- **TASK DIRECTIONS**:
Where a line of the material contains the string "icon", copy that line.

- **MATERIAL TO PROCESS**:
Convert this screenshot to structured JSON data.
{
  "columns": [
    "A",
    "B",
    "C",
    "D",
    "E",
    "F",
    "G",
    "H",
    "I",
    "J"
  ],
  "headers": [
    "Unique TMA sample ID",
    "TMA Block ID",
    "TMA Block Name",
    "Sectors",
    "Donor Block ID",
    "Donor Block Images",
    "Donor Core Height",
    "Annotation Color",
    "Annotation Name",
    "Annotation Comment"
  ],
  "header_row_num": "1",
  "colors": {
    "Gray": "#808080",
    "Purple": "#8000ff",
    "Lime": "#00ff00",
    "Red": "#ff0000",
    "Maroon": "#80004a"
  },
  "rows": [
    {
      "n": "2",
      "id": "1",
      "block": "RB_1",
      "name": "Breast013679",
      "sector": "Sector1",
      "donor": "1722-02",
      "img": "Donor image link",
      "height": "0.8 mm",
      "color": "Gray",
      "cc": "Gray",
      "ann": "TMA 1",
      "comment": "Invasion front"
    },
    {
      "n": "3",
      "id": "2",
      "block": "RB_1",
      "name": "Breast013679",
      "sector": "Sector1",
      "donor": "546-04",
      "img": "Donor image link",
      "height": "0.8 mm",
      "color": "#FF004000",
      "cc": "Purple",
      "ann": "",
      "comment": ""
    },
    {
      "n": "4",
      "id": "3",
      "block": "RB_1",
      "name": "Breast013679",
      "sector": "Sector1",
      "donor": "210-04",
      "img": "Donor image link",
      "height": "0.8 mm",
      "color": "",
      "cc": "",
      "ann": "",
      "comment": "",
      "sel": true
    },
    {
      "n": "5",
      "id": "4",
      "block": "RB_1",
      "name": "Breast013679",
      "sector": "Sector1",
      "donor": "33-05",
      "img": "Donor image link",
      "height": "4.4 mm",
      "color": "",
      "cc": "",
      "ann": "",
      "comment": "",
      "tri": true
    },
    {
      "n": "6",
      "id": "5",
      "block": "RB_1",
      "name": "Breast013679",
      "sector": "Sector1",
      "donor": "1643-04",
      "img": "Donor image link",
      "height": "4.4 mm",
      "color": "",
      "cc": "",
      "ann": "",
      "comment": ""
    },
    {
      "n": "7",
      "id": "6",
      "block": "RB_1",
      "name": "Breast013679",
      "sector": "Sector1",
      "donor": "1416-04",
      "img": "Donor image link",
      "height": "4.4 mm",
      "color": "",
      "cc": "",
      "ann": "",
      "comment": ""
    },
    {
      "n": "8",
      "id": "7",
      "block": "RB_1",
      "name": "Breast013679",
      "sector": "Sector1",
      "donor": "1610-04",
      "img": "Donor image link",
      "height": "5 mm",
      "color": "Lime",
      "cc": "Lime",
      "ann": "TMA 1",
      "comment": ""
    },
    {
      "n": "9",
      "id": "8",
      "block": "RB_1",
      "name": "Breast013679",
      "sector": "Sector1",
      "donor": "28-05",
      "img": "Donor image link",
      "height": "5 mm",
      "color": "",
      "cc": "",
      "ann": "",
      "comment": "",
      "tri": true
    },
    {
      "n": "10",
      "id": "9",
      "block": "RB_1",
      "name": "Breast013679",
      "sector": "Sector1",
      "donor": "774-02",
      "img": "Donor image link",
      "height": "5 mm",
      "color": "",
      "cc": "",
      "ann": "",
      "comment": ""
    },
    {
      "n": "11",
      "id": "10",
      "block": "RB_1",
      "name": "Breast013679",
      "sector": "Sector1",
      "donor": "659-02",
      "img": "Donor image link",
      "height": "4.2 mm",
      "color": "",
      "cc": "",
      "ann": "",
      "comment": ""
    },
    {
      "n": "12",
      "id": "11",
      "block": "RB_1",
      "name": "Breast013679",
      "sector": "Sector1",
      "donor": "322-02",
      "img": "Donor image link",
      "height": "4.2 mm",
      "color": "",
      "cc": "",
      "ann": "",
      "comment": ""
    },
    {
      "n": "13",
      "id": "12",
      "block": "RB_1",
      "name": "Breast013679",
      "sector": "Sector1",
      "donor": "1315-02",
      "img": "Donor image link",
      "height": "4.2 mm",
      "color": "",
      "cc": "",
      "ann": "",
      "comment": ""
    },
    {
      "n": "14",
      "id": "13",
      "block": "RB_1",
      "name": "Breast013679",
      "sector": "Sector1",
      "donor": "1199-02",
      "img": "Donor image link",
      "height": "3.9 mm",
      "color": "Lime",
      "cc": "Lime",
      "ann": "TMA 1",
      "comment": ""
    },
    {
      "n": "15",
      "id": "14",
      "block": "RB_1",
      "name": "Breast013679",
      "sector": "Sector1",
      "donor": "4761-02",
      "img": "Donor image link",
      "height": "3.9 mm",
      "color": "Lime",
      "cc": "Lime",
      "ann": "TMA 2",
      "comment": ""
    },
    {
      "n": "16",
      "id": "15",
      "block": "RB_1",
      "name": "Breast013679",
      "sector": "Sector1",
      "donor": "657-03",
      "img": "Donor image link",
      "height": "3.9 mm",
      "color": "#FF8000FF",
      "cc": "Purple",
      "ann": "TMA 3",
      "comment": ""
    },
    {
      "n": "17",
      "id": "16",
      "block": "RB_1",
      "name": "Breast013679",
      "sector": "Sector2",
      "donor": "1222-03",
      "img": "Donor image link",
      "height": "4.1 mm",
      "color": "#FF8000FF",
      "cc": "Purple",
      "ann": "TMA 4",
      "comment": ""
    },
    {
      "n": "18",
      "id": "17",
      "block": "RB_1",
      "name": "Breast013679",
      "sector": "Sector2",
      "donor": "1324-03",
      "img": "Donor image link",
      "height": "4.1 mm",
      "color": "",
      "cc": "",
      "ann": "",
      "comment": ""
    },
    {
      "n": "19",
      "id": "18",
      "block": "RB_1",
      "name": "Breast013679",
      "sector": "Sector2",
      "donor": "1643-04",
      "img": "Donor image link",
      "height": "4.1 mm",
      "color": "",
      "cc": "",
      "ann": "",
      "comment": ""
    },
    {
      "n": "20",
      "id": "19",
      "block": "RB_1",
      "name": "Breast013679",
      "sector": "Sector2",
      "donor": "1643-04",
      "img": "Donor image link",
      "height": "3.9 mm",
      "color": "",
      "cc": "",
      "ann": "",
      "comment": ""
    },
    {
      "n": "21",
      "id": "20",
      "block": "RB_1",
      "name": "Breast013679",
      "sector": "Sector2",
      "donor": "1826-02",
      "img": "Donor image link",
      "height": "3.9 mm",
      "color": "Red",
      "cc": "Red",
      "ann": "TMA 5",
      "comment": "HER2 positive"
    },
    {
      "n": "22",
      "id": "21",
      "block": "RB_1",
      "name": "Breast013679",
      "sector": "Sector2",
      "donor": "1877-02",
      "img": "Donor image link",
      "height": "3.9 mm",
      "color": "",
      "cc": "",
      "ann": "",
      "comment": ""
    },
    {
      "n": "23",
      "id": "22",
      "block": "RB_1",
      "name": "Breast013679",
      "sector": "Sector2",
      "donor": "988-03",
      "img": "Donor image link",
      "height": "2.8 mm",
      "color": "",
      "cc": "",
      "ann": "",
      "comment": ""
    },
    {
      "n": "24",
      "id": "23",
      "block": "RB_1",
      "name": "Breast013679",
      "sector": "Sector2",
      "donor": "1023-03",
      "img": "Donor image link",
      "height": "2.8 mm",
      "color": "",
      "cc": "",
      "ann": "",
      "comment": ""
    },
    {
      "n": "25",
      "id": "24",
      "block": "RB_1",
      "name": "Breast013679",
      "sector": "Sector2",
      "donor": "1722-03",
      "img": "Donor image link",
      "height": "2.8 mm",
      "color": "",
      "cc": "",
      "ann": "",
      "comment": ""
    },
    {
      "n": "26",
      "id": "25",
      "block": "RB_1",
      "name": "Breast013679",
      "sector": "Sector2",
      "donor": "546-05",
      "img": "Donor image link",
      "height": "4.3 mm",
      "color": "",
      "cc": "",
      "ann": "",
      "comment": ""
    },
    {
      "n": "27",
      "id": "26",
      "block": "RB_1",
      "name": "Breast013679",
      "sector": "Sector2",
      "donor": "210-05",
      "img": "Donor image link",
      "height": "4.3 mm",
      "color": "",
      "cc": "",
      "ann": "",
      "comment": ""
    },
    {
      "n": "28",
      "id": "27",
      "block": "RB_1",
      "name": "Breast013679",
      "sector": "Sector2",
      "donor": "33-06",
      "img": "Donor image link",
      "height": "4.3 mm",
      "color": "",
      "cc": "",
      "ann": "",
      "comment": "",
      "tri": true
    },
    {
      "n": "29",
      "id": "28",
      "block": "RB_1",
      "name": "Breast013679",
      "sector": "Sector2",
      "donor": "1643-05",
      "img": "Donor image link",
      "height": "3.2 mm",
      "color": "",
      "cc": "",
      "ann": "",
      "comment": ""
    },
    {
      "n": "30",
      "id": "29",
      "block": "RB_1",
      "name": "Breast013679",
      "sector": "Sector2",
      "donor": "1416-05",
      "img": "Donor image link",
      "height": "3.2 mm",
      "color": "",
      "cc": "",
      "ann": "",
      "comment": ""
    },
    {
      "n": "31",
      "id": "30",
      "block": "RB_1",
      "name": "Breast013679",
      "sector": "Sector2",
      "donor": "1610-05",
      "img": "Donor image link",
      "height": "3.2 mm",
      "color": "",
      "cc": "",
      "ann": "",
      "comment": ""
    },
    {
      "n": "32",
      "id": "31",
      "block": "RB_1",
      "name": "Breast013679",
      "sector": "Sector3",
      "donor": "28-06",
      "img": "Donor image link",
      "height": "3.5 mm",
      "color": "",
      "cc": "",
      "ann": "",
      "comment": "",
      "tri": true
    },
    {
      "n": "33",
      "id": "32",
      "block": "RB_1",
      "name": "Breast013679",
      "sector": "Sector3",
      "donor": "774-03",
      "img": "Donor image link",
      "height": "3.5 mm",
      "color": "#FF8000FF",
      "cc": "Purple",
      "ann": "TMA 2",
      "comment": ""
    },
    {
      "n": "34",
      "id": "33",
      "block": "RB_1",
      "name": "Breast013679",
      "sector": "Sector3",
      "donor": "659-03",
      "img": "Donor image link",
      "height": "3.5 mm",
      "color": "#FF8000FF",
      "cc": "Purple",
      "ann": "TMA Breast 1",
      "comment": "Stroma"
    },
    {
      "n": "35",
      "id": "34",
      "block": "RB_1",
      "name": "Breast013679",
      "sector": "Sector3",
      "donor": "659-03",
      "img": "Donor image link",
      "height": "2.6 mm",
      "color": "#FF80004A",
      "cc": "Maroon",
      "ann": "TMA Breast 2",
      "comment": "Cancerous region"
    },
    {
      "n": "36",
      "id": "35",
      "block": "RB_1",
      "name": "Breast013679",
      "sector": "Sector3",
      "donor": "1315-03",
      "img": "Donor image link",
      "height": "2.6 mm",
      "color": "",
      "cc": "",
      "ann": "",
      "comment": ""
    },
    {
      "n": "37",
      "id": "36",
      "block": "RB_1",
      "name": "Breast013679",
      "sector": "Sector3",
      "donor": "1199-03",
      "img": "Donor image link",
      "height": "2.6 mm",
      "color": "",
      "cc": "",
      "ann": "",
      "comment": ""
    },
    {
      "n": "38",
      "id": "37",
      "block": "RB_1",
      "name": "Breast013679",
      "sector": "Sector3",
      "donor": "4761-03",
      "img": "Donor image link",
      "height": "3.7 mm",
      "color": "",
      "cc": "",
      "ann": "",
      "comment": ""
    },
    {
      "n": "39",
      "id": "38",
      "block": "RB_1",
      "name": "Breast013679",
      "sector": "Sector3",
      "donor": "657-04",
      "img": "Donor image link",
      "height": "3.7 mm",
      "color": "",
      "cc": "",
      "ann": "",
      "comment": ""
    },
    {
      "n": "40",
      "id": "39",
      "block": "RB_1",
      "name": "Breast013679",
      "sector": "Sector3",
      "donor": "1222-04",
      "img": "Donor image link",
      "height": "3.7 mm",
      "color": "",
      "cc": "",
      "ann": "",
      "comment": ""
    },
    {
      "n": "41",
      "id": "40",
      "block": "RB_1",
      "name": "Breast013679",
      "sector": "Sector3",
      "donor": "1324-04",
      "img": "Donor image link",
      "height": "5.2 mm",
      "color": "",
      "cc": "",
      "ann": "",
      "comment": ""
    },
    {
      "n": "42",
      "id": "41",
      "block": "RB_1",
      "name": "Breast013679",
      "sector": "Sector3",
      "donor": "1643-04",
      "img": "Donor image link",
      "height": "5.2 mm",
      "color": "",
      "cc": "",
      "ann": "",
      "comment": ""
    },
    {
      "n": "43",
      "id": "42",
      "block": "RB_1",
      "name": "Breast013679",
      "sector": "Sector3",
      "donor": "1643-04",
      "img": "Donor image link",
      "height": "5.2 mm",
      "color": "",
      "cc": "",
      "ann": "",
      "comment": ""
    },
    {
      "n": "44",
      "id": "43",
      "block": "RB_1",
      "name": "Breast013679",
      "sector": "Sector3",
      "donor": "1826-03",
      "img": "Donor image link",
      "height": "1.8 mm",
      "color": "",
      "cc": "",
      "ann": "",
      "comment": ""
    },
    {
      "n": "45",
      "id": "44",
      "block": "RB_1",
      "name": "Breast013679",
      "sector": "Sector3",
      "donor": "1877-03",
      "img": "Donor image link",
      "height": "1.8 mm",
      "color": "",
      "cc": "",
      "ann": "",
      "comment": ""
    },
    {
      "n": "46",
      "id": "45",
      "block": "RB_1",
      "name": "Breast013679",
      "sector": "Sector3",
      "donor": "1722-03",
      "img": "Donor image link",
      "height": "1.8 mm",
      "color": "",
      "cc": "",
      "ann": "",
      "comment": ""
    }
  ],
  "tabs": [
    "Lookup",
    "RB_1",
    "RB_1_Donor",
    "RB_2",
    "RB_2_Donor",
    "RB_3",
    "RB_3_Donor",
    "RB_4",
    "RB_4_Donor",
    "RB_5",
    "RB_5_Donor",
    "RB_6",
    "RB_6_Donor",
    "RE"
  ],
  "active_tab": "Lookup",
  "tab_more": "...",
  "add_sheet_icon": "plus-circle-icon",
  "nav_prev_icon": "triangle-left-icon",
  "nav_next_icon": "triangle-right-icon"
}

- **EXERCISE RESPONSE**:
  "add_sheet_icon": "plus-circle-icon",
  "nav_prev_icon": "triangle-left-icon",
  "nav_next_icon": "triangle-right-icon"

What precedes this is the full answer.